Set problem
Spot each line that carries the word "quantity"; copy those lines.

Rows
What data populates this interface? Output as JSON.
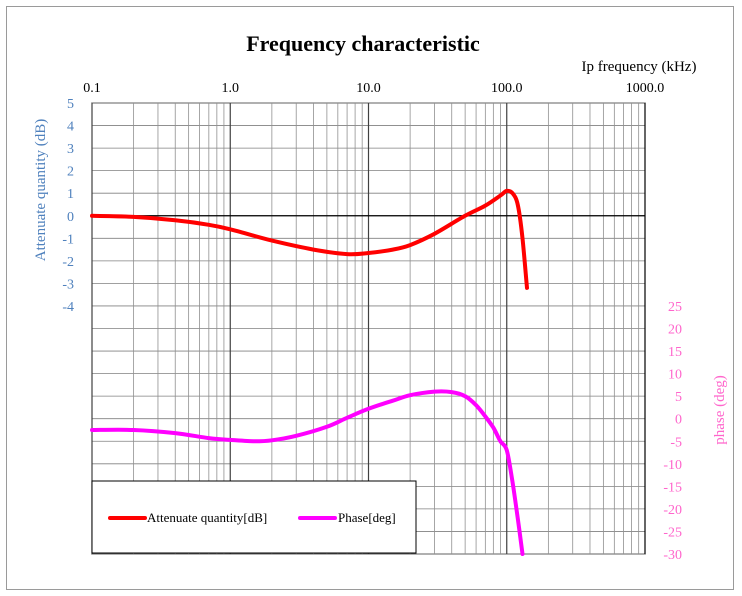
{
  "chart_data": {
    "type": "line",
    "title": "Frequency characteristic",
    "xlabel": "Ip frequency (kHz)",
    "x_scale": "log",
    "xlim": [
      0.1,
      1000.0
    ],
    "xticks": [
      "0.1",
      "1.0",
      "10.0",
      "100.0",
      "1000.0"
    ],
    "ylabel_left": "Attenuate quantity (dB)",
    "ylim_left": [
      -4,
      5
    ],
    "yticks_left": [
      "5",
      "4",
      "3",
      "2",
      "1",
      "0",
      "-1",
      "-2",
      "-3",
      "-4"
    ],
    "ylabel_right": "phase (deg)",
    "ylim_right": [
      -30,
      25
    ],
    "yticks_right": [
      "25",
      "20",
      "15",
      "10",
      "5",
      "0",
      "-5",
      "-10",
      "-15",
      "-20",
      "-25",
      "-30"
    ],
    "grid": true,
    "legend_position": "bottom-left",
    "colors": {
      "attenuation": "#ff0000",
      "phase": "#ff00ff",
      "left_axis": "#4f81bd",
      "right_axis": "#ff66cc"
    },
    "series": [
      {
        "name": "Attenuate quantity[dB]",
        "axis": "left",
        "x": [
          0.1,
          0.2,
          0.4,
          0.7,
          1.0,
          2.0,
          4.0,
          7.0,
          10.0,
          15.0,
          20.0,
          30.0,
          50.0,
          70.0,
          90.0,
          100.0,
          110.0,
          120.0,
          130.0,
          140.0
        ],
        "values": [
          0.0,
          -0.05,
          -0.2,
          -0.4,
          -0.6,
          -1.1,
          -1.5,
          -1.7,
          -1.65,
          -1.5,
          -1.3,
          -0.8,
          0.0,
          0.45,
          0.9,
          1.1,
          1.0,
          0.5,
          -1.0,
          -3.2
        ]
      },
      {
        "name": "Phase[deg]",
        "axis": "right",
        "x": [
          0.1,
          0.2,
          0.4,
          0.7,
          1.0,
          1.5,
          2.0,
          3.0,
          5.0,
          7.0,
          10.0,
          15.0,
          20.0,
          30.0,
          40.0,
          50.0,
          60.0,
          70.0,
          80.0,
          90.0,
          100.0,
          110.0,
          120.0,
          130.0
        ],
        "values": [
          -2.5,
          -2.5,
          -3.2,
          -4.3,
          -4.7,
          -5.0,
          -4.8,
          -3.8,
          -1.8,
          0.2,
          2.2,
          4.0,
          5.2,
          6.0,
          5.9,
          5.0,
          3.0,
          0.5,
          -2.0,
          -5.0,
          -7.0,
          -14.0,
          -22.0,
          -30.0
        ]
      }
    ]
  }
}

Full answer
    "ylabel_left": "Attenuate quantity (dB)",
        "name": "Attenuate quantity[dB]",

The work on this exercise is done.